Stored data:
-- BEGIN --
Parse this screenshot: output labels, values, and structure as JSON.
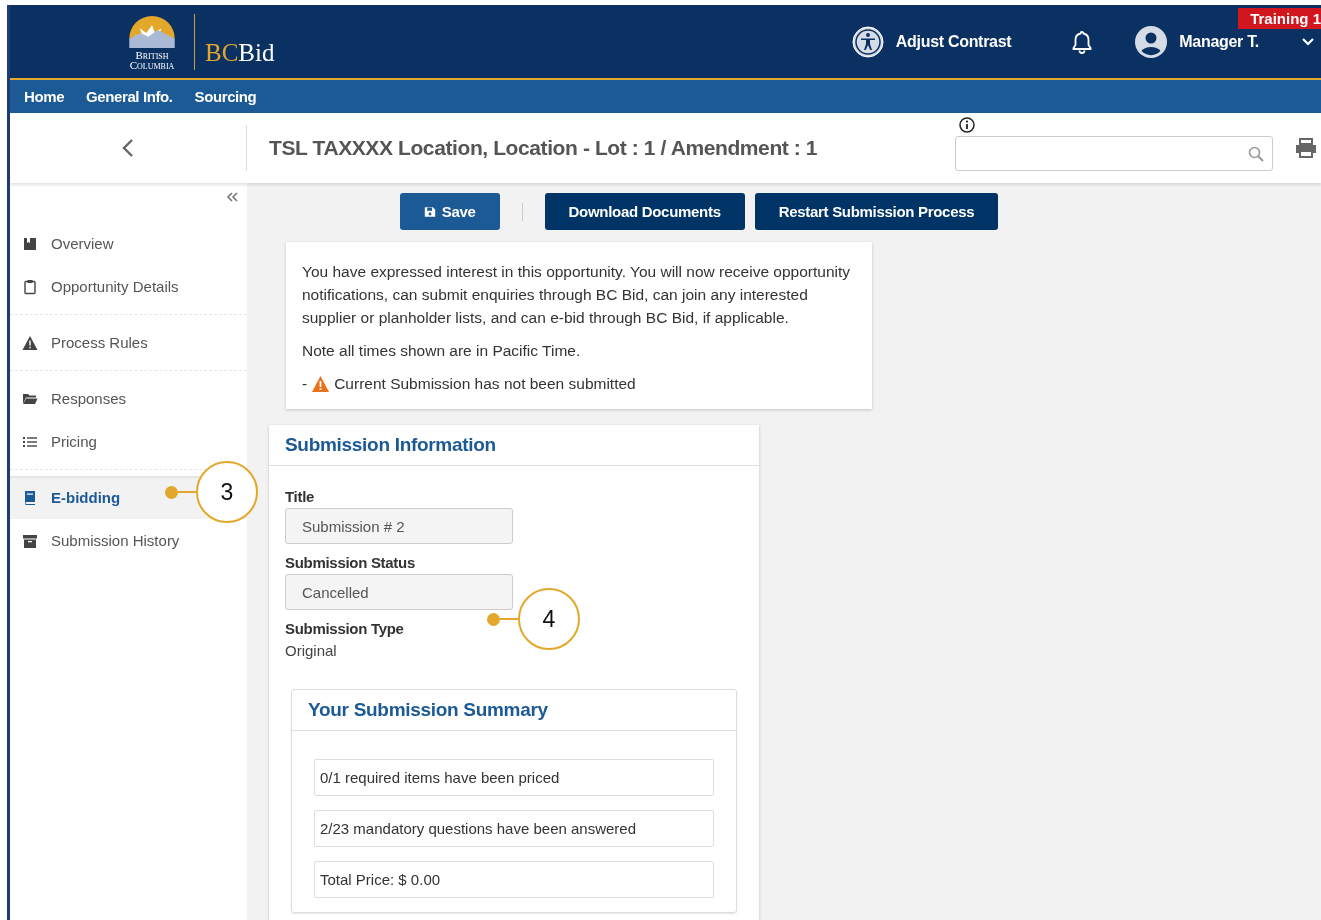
{
  "header": {
    "logo_text": "British Columbia",
    "brand": [
      "BC",
      "Bid"
    ],
    "contrast_label": "Adjust Contrast",
    "user": "Manager T.",
    "environment_badge": "Training 1"
  },
  "nav": {
    "items": [
      "Home",
      "General Info.",
      "Sourcing"
    ]
  },
  "title_bar": {
    "title": "TSL TAXXXX Location, Location - Lot : 1 / Amendment : 1"
  },
  "sidebar": {
    "groups": [
      {
        "items": [
          {
            "label": "Overview",
            "selected": false
          },
          {
            "label": "Opportunity Details",
            "selected": false
          }
        ]
      },
      {
        "items": [
          {
            "label": "Process Rules",
            "selected": false
          }
        ]
      },
      {
        "items": [
          {
            "label": "Responses",
            "selected": false
          },
          {
            "label": "Pricing",
            "selected": false
          }
        ]
      },
      {
        "items": [
          {
            "label": "E-bidding",
            "selected": true
          },
          {
            "label": "Submission History",
            "selected": false
          }
        ]
      }
    ]
  },
  "toolbar": {
    "buttons": [
      {
        "label": "Save",
        "kind": "primary"
      },
      {
        "kind": "separator"
      },
      {
        "label": "Download Documents",
        "kind": "dark"
      },
      {
        "label": "Restart Submission Process",
        "kind": "dark"
      }
    ]
  },
  "notice": {
    "paragraphs": [
      "You have expressed interest in this opportunity.  You will now receive opportunity notifications, can submit enquiries through BC Bid, can join any interested supplier or planholder lists, and can e-bid through BC Bid, if applicable.",
      "Note all times shown are in Pacific Time."
    ],
    "warning_prefix": "-",
    "warning": "Current Submission has not been submitted"
  },
  "submission_information": {
    "heading": "Submission Information",
    "fields": [
      {
        "label": "Title",
        "value": "Submission # 2",
        "kind": "input"
      },
      {
        "label": "Submission Status",
        "value": "Cancelled",
        "kind": "input"
      },
      {
        "label": "Submission Type",
        "value": "Original",
        "kind": "text"
      }
    ],
    "summary": {
      "heading": "Your Submission Summary",
      "items": [
        "0/1 required items have been priced",
        "2/23 mandatory questions have been answered",
        "Total Price: $ 0.00"
      ]
    }
  },
  "annotations": [
    {
      "label": "3"
    },
    {
      "label": "4"
    }
  ]
}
-- END --
Short problem:
Look through the listing and extract every line with "this" in it.

Result below:
Parse this screenshot: output labels, values, and structure as JSON.
      "You have expressed interest in this opportunity.  You will now receive opportunity notifications, can submit enquiries through BC Bid, can join any interested supplier or planholder lists, and can e-bid through BC Bid, if applicable.",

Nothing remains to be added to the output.